— start DATA SECTION —

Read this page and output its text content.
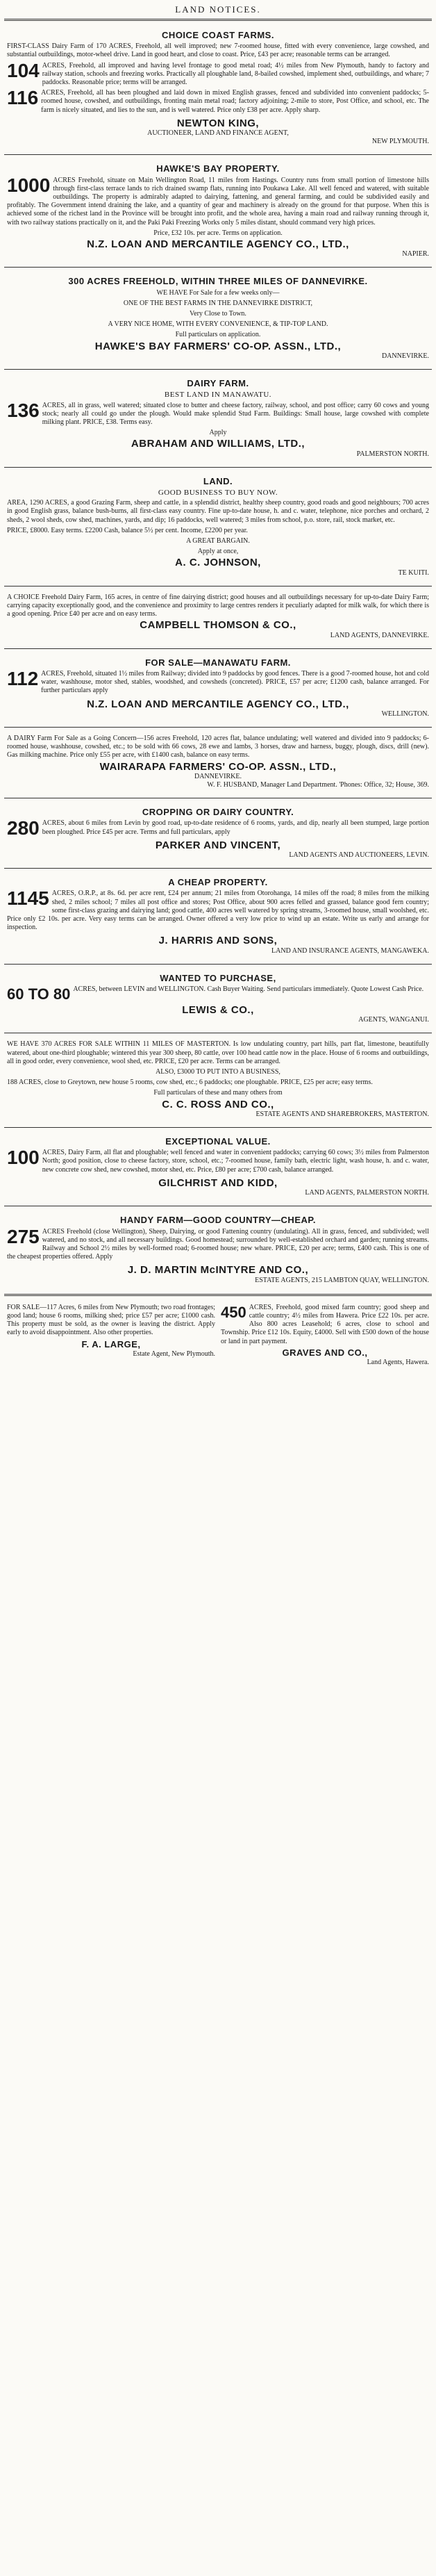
LAND NOTICES.
CHOICE COAST FARMS.

FIRST-CLASS Dairy Farm of 170 ACRES, Freehold, all well improved; new 7-roomed house, fitted with every convenience, large cowshed, and substantial outbuildings, motor-wheel drive. Land in good heart, and close to coast. Price, £43 per acre; reasonable terms can be arranged.

104 ACRES, Freehold, all improved and having level frontage to good metal road; 4½ miles from New Plymouth, handy to factory and railway station, schools and freezing works. Practically all ploughable land, 8-bailed cowshed, implement shed, outbuildings, and whare; 7 paddocks. Reasonable price; terms will be arranged.

116 ACRES, Freehold, all has been ploughed and laid down in mixed English grasses, fenced and subdivided into convenient paddocks; 5-roomed house, cowshed, and outbuildings, fronting main metal road; factory adjoining; 2-mile to store, Post Office, and school, etc. The farm is nicely situated, and lies to the sun, and is well watered. Price only £38 per acre. Apply sharp.

NEWTON KING,
AUCTIONEER, LAND AND FINANCE AGENT,
NEW PLYMOUTH.
HAWKE'S BAY PROPERTY.

1000 ACRES Freehold, situate on Main Wellington Road, 11 miles from Hastings. Country runs from small portion of limestone hills through first-class terrace lands to rich drained swamp flats, running into Poukawa Lake. All well fenced and watered, with suitable outbuildings. The property is admirably adapted to dairying, fattening, and general farming, and could be subdivided easily and profitably. The Government intend draining the lake, and a quantity of gear and machinery is already on the ground for that purpose. When this is achieved some of the richest land in the Province will be brought into profit, and the whole area, having a main road and railway running through it, with two railway stations practically on it, and the Paki Paki Freezing Works only 5 miles distant, should command very high prices.

Price, £32 10s. per acre. Terms on application.

N.Z. LOAN AND MERCANTILE AGENCY CO., LTD.,
NAPIER.
300 ACRES FREEHOLD, WITHIN THREE MILES OF DANNEVIRKE.

WE HAVE For Sale for a few weeks only—

ONE OF THE BEST FARMS IN THE DANNEVIRKE DISTRICT,

Very Close to Town.

A VERY NICE HOME, WITH EVERY CONVENIENCE, & TIP-TOP LAND.

Full particulars on application.

HAWKE'S BAY FARMERS' CO-OP. ASSN., LTD.,
DANNEVIRKE.
DAIRY FARM.
BEST LAND IN MANAWATU.

136 ACRES, all in grass, well watered; situated close to butter and cheese factory, railway, school, and post office; carry 60 cows and young stock; nearly all could go under the plough. Would make splendid Stud Farm. Buildings: Small house, large cowshed with complete milking plant. PRICE, £38. Terms easy.

Apply

ABRAHAM AND WILLIAMS, LTD.,
PALMERSTON NORTH.
LAND.
GOOD BUSINESS TO BUY NOW.

AREA, 1290 ACRES, a good Grazing Farm, sheep and cattle, in a splendid district, healthy sheep country, good roads and good neighbours; 700 acres in good English grass, balance bush-burns, all first-class easy country. Fine up-to-date house, h. and c. water, telephone, nice porches and orchard, 2 sheds, 2 wool sheds, cow shed, machines, yards, and dip; 16 paddocks, well watered; 3 miles from school, p.o. store, rail, stock market, etc.

PRICE, £8000. Easy terms. £2200 Cash, balance 5½ per cent. Income, £2200 per year.

A GREAT BARGAIN.

Apply at once,

A. C. JOHNSON,
TE KUITI.

A CHOICE Freehold Dairy Farm, 165 acres, in centre of fine dairying district; good houses and all outbuildings necessary for up-to-date Dairy Farm; carrying capacity exceptionally good, and the convenience and proximity to large centres renders it peculiarly adapted for milk walk, for which there is a good opening. Price £40 per acre and on easy terms.

CAMPBELL THOMSON & CO.,
LAND AGENTS, DANNEVIRKE.
FOR SALE—MANAWATU FARM.

112 ACRES, Freehold, situated 1½ miles from Railway; divided into 9 paddocks by good fences. There is a good 7-roomed house, hot and cold water, washhouse, motor shed, stables, woodshed, and cowsheds (concreted). PRICE, £57 per acre; £1200 cash, balance arranged. For further particulars apply

N.Z. LOAN AND MERCANTILE AGENCY CO., LTD.,
WELLINGTON.

A DAIRY Farm For Sale as a Going Concern—156 acres Freehold, 120 acres flat, balance undulating; well watered and divided into 9 paddocks; 6-roomed house, washhouse, cowshed, etc.; to be sold with 66 cows, 28 ewe and lambs, 3 horses, draw and harness, buggy, plough, discs, drill (new). Gas milking machine. Price only £55 per acre, with £1400 cash, balance on easy terms.

WAIRARAPA FARMERS' CO-OP. ASSN., LTD.,
DANNEVIRKE.
W. F. HUSBAND, Manager Land Department. 'Phones: Office, 32; House, 369.
CROPPING OR DAIRY COUNTRY.

280 ACRES, about 6 miles from Levin by good road, up-to-date residence of 6 rooms, yards, and dip, nearly all been stumped, large portion been ploughed. Price £45 per acre. Terms and full particulars, apply

PARKER AND VINCENT,
LAND AGENTS AND AUCTIONEERS, LEVIN.
A CHEAP PROPERTY.

1145 ACRES, O.R.P., at 8s. 6d. per acre rent, £24 per annum; 21 miles from Otorohanga, 14 miles off the road; 8 miles from the milking shed, 2 miles school; 7 miles all post office and stores; Post Office, about 900 acres felled and grassed, balance good fern country; some first-class grazing and dairying land; good cattle, 400 acres well watered by spring streams, 3-roomed house, small woolshed, etc. Price only £2 10s. per acre. Very easy terms can be arranged. Owner offered a very low price to wind up an estate. Write us early and arrange for inspection.

J. HARRIS AND SONS,
LAND AND INSURANCE AGENTS, MANGAWEKA.
WANTED TO PURCHASE,

60 TO 80 ACRES, between LEVIN and WELLINGTON. Cash Buyer Waiting. Send particulars immediately. Quote Lowest Cash Price.

LEWIS & CO.,
AGENTS, WANGANUI.

WE HAVE 370 ACRES FOR SALE WITHIN 11 MILES OF MASTERTON. Is low undulating country, part hills, part flat, limestone, beautifully watered, about one-third ploughable; wintered this year 300 sheep, 80 cattle, over 100 head cattle now in the place. House of 6 rooms and outbuildings, all in good order, every convenience, wool shed, etc. PRICE, £20 per acre. Terms can be arranged.

ALSO, £3000 TO PUT INTO A BUSINESS,

188 ACRES, close to Greytown, new house 5 rooms, cow shed, etc.; 6 paddocks; one ploughable. PRICE, £25 per acre; easy terms.

Full particulars of these and many others from

C. C. ROSS AND CO.,
ESTATE AGENTS AND SHAREBROKERS, MASTERTON.
EXCEPTIONAL VALUE.

100 ACRES, Dairy Farm, all flat and ploughable; well fenced and water in convenient paddocks; carrying 60 cows; 3½ miles from Palmerston North; good position, close to cheese factory, store, school, etc.; 7-roomed house, family bath, electric light, wash house, h. and c. water, new concrete cow shed, new cowshed, motor shed, etc. Price, £80 per acre; £700 cash, balance arranged.

GILCHRIST AND KIDD,
LAND AGENTS, PALMERSTON NORTH.
HANDY FARM—GOOD COUNTRY—CHEAP.

275 ACRES Freehold (close Wellington), Sheep, Dairying, or good Fattening country (undulating). All in grass, fenced, and subdivided; well watered, and no stock, and all necessary buildings. Good homestead; surrounded by well-established orchard and garden; running streams. Railway and School 2½ miles by well-formed road; 6-roomed house; new whare. PRICE, £20 per acre; terms, £400 cash. This is one of the cheapest properties offered. Apply

J. D. MARTIN McINTYRE AND CO.,
ESTATE AGENTS, 215 LAMBTON QUAY, WELLINGTON.

FOR SALE—117 Acres, 6 miles from New Plymouth; two road frontages; good land; house 6 rooms, milking shed; price £57 per acre; £1000 cash. This property must be sold, as the owner is leaving the district. Apply early to avoid disappointment. Also other properties.

F. A. LARGE,
Estate Agent, New Plymouth.

450 ACRES, Freehold, good mixed farm country; good sheep and cattle country; 4½ miles from Hawera. Price £22 10s. per acre. Also 800 acres Leasehold; 6 acres, close to school and Township. Price £12 10s. Equity, £4000. Sell with £500 down of the house or land in part payment.

GRAVES AND CO.,
Land Agents, Hawera.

— end DATA SECTION —

From the records above, pull out each line that has "CHOICE".

▸ WRITTEN ANSWER
CHOICE COAST FARMS.
A CHOICE Freehold Dairy Farm, 165 acres, in centre of fine dairying district; good houses and all outbuildings necessary for up-to-date Dairy Farm; carrying capacity exceptionally good, and the convenience and proximity to large centres renders it peculiarly adapted for milk walk, for which there is a good opening. Price £40 per acre and on easy terms.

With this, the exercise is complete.